* **Task instructions**: Write each line out again exactly as written.

* **Data extract**:
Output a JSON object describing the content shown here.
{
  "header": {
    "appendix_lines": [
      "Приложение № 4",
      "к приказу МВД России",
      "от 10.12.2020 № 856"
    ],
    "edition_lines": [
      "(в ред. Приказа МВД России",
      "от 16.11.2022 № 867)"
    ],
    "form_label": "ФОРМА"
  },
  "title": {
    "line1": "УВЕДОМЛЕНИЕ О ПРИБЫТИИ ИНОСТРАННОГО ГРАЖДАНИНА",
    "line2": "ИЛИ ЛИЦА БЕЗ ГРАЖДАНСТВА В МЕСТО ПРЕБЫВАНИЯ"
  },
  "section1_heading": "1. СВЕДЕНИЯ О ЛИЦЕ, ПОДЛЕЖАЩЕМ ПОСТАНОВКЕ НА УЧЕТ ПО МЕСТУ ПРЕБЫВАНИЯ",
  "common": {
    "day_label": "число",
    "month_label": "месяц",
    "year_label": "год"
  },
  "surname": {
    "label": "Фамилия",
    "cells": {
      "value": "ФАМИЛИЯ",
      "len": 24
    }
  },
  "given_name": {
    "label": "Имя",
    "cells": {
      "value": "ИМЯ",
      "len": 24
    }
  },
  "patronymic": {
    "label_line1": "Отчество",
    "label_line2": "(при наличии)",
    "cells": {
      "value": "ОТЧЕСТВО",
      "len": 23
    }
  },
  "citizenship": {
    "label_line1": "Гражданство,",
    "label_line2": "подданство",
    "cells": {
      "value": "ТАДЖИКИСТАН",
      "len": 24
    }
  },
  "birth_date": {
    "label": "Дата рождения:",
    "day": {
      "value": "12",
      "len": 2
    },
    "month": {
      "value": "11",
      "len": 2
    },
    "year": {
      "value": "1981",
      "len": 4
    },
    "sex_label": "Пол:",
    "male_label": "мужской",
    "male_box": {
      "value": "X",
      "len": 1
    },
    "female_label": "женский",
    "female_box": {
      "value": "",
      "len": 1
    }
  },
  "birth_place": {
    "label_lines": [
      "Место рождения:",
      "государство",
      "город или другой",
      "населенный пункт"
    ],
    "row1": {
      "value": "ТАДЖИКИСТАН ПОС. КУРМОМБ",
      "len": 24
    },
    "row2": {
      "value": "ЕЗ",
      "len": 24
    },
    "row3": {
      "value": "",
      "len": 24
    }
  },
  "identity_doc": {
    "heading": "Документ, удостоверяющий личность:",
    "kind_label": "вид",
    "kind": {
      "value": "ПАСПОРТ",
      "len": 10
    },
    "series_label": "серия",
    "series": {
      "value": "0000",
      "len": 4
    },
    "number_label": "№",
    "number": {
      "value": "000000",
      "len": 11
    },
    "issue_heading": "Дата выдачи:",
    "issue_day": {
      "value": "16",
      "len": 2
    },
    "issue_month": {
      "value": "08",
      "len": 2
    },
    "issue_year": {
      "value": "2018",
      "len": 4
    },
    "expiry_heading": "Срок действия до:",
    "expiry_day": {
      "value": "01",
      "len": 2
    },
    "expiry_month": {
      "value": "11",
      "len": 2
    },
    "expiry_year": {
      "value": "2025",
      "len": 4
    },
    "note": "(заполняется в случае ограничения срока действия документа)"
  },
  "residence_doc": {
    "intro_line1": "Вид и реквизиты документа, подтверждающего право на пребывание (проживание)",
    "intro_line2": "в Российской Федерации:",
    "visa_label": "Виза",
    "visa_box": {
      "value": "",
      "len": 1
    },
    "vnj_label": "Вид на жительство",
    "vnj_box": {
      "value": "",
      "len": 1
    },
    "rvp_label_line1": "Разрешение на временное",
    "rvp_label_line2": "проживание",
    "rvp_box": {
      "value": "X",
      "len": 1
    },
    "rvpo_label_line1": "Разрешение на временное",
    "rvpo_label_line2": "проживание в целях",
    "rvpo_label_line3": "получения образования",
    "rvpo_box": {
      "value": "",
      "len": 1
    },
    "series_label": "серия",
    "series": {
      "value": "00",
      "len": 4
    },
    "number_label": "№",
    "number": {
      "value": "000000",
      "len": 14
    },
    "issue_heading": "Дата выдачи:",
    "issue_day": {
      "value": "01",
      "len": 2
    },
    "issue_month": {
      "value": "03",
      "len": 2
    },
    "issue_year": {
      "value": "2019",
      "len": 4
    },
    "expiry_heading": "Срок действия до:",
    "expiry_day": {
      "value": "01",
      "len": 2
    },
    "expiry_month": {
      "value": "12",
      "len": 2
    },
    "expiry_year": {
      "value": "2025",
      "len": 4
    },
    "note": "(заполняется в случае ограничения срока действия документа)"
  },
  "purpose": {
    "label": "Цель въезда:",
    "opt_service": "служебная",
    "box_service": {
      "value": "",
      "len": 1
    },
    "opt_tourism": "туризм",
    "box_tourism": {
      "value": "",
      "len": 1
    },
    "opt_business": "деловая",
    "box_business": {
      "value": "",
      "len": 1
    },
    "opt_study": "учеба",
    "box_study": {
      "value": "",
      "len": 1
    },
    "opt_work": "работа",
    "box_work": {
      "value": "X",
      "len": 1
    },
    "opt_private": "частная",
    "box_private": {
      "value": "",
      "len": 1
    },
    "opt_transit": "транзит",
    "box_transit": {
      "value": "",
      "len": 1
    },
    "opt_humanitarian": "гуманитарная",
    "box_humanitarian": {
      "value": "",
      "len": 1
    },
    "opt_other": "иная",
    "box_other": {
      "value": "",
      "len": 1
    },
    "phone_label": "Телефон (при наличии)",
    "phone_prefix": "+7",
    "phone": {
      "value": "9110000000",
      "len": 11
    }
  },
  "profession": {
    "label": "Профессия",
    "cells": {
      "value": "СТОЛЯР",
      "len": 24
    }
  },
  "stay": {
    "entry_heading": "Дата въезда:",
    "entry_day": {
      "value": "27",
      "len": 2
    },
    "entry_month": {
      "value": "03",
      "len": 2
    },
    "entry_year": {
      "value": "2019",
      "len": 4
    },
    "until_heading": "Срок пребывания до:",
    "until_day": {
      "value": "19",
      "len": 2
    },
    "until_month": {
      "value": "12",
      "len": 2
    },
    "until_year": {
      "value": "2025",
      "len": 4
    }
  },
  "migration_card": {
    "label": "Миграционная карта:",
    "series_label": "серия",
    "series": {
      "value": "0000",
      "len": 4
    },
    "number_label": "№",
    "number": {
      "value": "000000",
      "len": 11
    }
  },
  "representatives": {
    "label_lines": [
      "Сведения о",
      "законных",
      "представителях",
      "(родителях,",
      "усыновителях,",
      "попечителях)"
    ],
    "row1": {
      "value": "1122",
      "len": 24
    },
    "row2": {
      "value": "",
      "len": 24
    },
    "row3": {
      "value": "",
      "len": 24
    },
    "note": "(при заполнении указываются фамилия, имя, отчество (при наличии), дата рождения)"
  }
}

* **Correct output**:
Output a JSON object describing the content shown here.
{
  "header": {
    "appendix_lines": [
      "Приложение № 4",
      "к приказу МВД России",
      "от 10.12.2020 № 856"
    ],
    "edition_lines": [
      "(в ред. Приказа МВД России",
      "от 16.11.2022 № 867)"
    ],
    "form_label": "ФОРМА"
  },
  "title": {
    "line1": "УВЕДОМЛЕНИЕ О ПРИБЫТИИ ИНОСТРАННОГО ГРАЖДАНИНА",
    "line2": "ИЛИ ЛИЦА БЕЗ ГРАЖДАНСТВА В МЕСТО ПРЕБЫВАНИЯ"
  },
  "section1_heading": "1. СВЕДЕНИЯ О ЛИЦЕ, ПОДЛЕЖАЩЕМ ПОСТАНОВКЕ НА УЧЕТ ПО МЕСТУ ПРЕБЫВАНИЯ",
  "common": {
    "day_label": "число",
    "month_label": "месяц",
    "year_label": "год"
  },
  "surname": {
    "label": "Фамилия",
    "cells": {
      "value": "ФАМИЛИЯ",
      "len": 24
    }
  },
  "given_name": {
    "label": "Имя",
    "cells": {
      "value": "ИМЯ",
      "len": 24
    }
  },
  "patronymic": {
    "label_line1": "Отчество",
    "label_line2": "(при наличии)",
    "cells": {
      "value": "ОТЧЕСТВО",
      "len": 23
    }
  },
  "citizenship": {
    "label_line1": "Гражданство,",
    "label_line2": "подданство",
    "cells": {
      "value": "ТАДЖИКИСТАН",
      "len": 24
    }
  },
  "birth_date": {
    "label": "Дата рождения:",
    "day": {
      "value": "12",
      "len": 2
    },
    "month": {
      "value": "11",
      "len": 2
    },
    "year": {
      "value": "1981",
      "len": 4
    },
    "sex_label": "Пол:",
    "male_label": "мужской",
    "male_box": {
      "value": "X",
      "len": 1
    },
    "female_label": "женский",
    "female_box": {
      "value": "",
      "len": 1
    }
  },
  "birth_place": {
    "label_lines": [
      "Место рождения:",
      "государство",
      "город или другой",
      "населенный пункт"
    ],
    "row1": {
      "value": "ТАДЖИКИСТАН ПОС. КУРМОМБ",
      "len": 24
    },
    "row2": {
      "value": "ЕЗ",
      "len": 24
    },
    "row3": {
      "value": "",
      "len": 24
    }
  },
  "identity_doc": {
    "heading": "Документ, удостоверяющий личность:",
    "kind_label": "вид",
    "kind": {
      "value": "ПАСПОРТ",
      "len": 10
    },
    "series_label": "серия",
    "series": {
      "value": "0000",
      "len": 4
    },
    "number_label": "№",
    "number": {
      "value": "000000",
      "len": 11
    },
    "issue_heading": "Дата выдачи:",
    "issue_day": {
      "value": "16",
      "len": 2
    },
    "issue_month": {
      "value": "08",
      "len": 2
    },
    "issue_year": {
      "value": "2018",
      "len": 4
    },
    "expiry_heading": "Срок действия до:",
    "expiry_day": {
      "value": "01",
      "len": 2
    },
    "expiry_month": {
      "value": "11",
      "len": 2
    },
    "expiry_year": {
      "value": "2025",
      "len": 4
    },
    "note": "(заполняется в случае ограничения срока действия документа)"
  },
  "residence_doc": {
    "intro_line1": "Вид и реквизиты документа, подтверждающего право на пребывание (проживание)",
    "intro_line2": "в Российской Федерации:",
    "visa_label": "Виза",
    "visa_box": {
      "value": "",
      "len": 1
    },
    "vnj_label": "Вид на жительство",
    "vnj_box": {
      "value": "",
      "len": 1
    },
    "rvp_label_line1": "Разрешение на временное",
    "rvp_label_line2": "проживание",
    "rvp_box": {
      "value": "X",
      "len": 1
    },
    "rvpo_label_line1": "Разрешение на временное",
    "rvpo_label_line2": "проживание в целях",
    "rvpo_label_line3": "получения образования",
    "rvpo_box": {
      "value": "",
      "len": 1
    },
    "series_label": "серия",
    "series": {
      "value": "00",
      "len": 4
    },
    "number_label": "№",
    "number": {
      "value": "000000",
      "len": 14
    },
    "issue_heading": "Дата выдачи:",
    "issue_day": {
      "value": "01",
      "len": 2
    },
    "issue_month": {
      "value": "03",
      "len": 2
    },
    "issue_year": {
      "value": "2019",
      "len": 4
    },
    "expiry_heading": "Срок действия до:",
    "expiry_day": {
      "value": "01",
      "len": 2
    },
    "expiry_month": {
      "value": "12",
      "len": 2
    },
    "expiry_year": {
      "value": "2025",
      "len": 4
    },
    "note": "(заполняется в случае ограничения срока действия документа)"
  },
  "purpose": {
    "label": "Цель въезда:",
    "opt_service": "служебная",
    "box_service": {
      "value": "",
      "len": 1
    },
    "opt_tourism": "туризм",
    "box_tourism": {
      "value": "",
      "len": 1
    },
    "opt_business": "деловая",
    "box_business": {
      "value": "",
      "len": 1
    },
    "opt_study": "учеба",
    "box_study": {
      "value": "",
      "len": 1
    },
    "opt_work": "работа",
    "box_work": {
      "value": "X",
      "len": 1
    },
    "opt_private": "частная",
    "box_private": {
      "value": "",
      "len": 1
    },
    "opt_transit": "транзит",
    "box_transit": {
      "value": "",
      "len": 1
    },
    "opt_humanitarian": "гуманитарная",
    "box_humanitarian": {
      "value": "",
      "len": 1
    },
    "opt_other": "иная",
    "box_other": {
      "value": "",
      "len": 1
    },
    "phone_label": "Телефон (при наличии)",
    "phone_prefix": "+7",
    "phone": {
      "value": "9110000000",
      "len": 11
    }
  },
  "profession": {
    "label": "Профессия",
    "cells": {
      "value": "СТОЛЯР",
      "len": 24
    }
  },
  "stay": {
    "entry_heading": "Дата въезда:",
    "entry_day": {
      "value": "27",
      "len": 2
    },
    "entry_month": {
      "value": "03",
      "len": 2
    },
    "entry_year": {
      "value": "2019",
      "len": 4
    },
    "until_heading": "Срок пребывания до:",
    "until_day": {
      "value": "19",
      "len": 2
    },
    "until_month": {
      "value": "12",
      "len": 2
    },
    "until_year": {
      "value": "2025",
      "len": 4
    }
  },
  "migration_card": {
    "label": "Миграционная карта:",
    "series_label": "серия",
    "series": {
      "value": "0000",
      "len": 4
    },
    "number_label": "№",
    "number": {
      "value": "000000",
      "len": 11
    }
  },
  "representatives": {
    "label_lines": [
      "Сведения о",
      "законных",
      "представителях",
      "(родителях,",
      "усыновителях,",
      "попечителях)"
    ],
    "row1": {
      "value": "1122",
      "len": 24
    },
    "row2": {
      "value": "",
      "len": 24
    },
    "row3": {
      "value": "",
      "len": 24
    },
    "note": "(при заполнении указываются фамилия, имя, отчество (при наличии), дата рождения)"
  }
}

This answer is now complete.